> REQUEST
Find the word "стрелочными" in the data. Return every line where it appears.

> PROVIDED INFORMATION

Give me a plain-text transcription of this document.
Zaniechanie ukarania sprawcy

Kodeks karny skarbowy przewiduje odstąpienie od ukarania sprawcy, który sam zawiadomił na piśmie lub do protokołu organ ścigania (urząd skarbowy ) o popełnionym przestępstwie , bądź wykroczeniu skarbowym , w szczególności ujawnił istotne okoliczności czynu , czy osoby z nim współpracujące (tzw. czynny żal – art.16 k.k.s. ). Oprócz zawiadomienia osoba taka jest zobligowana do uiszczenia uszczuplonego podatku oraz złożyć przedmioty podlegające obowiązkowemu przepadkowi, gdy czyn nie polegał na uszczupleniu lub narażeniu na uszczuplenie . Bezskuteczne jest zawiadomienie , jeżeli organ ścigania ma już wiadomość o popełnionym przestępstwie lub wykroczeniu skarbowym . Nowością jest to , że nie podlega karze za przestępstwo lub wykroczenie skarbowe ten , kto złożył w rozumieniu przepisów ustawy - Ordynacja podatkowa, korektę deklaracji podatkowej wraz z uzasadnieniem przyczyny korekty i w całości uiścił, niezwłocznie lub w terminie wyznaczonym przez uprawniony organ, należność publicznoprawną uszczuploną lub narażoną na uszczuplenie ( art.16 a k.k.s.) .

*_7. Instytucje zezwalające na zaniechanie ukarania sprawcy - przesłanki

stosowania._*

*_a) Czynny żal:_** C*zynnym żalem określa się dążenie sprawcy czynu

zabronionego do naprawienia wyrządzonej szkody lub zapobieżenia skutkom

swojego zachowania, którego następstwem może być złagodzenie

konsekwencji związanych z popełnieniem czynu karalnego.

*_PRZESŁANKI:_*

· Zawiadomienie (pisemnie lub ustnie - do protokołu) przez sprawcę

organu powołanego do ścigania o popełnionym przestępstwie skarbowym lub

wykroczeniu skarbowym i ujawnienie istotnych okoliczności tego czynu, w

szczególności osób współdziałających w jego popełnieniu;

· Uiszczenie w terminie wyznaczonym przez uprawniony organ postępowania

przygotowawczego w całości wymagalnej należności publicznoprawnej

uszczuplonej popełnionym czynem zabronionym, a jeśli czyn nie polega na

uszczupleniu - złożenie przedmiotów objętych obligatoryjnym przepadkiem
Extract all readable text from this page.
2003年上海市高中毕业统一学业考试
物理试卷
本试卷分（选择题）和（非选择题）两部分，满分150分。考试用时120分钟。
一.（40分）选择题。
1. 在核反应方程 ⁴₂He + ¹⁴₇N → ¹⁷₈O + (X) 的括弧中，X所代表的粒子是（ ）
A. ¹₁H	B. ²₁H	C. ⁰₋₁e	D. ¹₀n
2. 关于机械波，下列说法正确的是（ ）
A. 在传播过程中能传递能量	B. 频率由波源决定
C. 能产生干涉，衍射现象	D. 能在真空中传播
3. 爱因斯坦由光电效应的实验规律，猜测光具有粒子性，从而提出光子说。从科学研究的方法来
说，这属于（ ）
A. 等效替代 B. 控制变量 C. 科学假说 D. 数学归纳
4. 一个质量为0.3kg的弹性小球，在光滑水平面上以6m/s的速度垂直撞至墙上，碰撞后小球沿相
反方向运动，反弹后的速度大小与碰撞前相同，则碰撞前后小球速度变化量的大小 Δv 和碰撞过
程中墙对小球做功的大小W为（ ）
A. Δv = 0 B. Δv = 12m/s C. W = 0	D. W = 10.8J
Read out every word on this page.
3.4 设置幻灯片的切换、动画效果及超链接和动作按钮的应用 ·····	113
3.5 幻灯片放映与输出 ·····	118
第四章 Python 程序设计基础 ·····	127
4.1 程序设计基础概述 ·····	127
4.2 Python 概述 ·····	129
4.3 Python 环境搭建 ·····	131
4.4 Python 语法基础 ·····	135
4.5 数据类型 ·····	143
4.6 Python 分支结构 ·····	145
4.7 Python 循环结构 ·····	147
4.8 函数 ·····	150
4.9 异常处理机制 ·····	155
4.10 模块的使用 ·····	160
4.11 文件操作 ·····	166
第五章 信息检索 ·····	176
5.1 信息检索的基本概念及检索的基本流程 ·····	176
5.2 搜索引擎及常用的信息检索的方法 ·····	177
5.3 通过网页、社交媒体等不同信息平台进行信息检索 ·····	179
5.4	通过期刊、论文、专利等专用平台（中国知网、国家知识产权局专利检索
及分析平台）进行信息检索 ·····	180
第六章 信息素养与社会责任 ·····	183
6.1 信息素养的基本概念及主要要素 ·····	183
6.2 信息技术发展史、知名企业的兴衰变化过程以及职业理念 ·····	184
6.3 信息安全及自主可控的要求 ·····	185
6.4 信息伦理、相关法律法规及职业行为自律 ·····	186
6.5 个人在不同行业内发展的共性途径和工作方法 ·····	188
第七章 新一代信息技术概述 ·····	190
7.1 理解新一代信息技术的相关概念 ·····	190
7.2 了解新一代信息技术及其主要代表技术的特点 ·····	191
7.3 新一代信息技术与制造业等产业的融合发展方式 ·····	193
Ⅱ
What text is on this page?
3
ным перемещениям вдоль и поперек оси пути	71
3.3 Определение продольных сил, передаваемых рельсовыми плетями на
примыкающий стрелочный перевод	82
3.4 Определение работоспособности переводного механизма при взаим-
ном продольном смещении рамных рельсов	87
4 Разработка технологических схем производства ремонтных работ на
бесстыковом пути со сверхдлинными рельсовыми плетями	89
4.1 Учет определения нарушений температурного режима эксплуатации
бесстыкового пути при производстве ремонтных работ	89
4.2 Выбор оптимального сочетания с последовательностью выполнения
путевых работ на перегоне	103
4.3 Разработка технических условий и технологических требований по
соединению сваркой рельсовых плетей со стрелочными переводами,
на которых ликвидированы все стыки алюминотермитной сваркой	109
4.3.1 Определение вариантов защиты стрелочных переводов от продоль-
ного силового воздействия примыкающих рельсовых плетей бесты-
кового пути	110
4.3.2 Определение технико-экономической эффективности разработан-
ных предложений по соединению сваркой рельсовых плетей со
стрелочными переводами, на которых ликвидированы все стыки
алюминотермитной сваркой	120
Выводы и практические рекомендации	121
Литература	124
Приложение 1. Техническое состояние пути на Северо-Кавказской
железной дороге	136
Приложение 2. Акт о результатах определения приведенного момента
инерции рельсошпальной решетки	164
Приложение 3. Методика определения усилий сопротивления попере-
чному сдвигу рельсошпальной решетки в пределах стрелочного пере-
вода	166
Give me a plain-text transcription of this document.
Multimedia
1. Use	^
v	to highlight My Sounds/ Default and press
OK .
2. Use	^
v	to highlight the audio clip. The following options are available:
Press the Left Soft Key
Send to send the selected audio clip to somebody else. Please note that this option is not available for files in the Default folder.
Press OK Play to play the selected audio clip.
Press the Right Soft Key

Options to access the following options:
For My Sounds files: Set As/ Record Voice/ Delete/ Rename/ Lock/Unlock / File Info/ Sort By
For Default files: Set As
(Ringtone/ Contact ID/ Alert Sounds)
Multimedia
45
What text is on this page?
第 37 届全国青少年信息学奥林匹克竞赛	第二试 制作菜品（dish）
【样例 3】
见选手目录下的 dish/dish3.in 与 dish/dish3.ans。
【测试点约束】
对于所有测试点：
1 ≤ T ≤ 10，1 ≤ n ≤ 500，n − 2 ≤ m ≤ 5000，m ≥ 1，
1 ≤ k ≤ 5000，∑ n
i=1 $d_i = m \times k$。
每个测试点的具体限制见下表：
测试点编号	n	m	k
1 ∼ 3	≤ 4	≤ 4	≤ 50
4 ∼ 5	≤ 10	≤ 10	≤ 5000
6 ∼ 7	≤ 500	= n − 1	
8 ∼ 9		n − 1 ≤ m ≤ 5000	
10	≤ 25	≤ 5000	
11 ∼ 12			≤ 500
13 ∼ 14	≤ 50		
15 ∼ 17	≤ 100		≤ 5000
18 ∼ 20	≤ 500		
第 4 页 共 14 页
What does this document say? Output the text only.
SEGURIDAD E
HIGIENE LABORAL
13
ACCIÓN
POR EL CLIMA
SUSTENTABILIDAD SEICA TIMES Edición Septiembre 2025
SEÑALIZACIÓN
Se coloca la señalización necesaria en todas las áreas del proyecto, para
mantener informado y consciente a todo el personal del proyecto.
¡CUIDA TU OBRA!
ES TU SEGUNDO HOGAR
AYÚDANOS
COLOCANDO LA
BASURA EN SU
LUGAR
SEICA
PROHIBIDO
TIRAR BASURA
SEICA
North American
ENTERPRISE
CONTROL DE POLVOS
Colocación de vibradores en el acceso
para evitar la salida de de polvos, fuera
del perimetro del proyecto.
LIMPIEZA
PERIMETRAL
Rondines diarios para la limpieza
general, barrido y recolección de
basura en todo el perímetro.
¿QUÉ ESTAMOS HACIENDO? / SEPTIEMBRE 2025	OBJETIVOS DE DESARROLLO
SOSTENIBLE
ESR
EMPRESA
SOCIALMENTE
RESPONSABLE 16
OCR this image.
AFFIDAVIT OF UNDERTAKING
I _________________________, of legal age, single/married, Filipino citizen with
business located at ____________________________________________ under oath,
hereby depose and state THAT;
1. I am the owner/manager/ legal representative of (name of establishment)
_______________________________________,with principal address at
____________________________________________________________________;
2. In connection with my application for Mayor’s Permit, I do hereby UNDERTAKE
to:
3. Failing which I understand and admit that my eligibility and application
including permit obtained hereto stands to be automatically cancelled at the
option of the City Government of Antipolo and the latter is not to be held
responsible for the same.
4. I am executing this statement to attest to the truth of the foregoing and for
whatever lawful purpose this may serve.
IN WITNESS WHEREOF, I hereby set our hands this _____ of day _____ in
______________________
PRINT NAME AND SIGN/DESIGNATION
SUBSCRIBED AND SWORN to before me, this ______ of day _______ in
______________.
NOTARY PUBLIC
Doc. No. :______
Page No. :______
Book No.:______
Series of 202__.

> EXERCISE ANSWER
соединению сваркой рельсовых плетей со стрелочными переводами,
стрелочными переводами, на которых ликвидированы все стыки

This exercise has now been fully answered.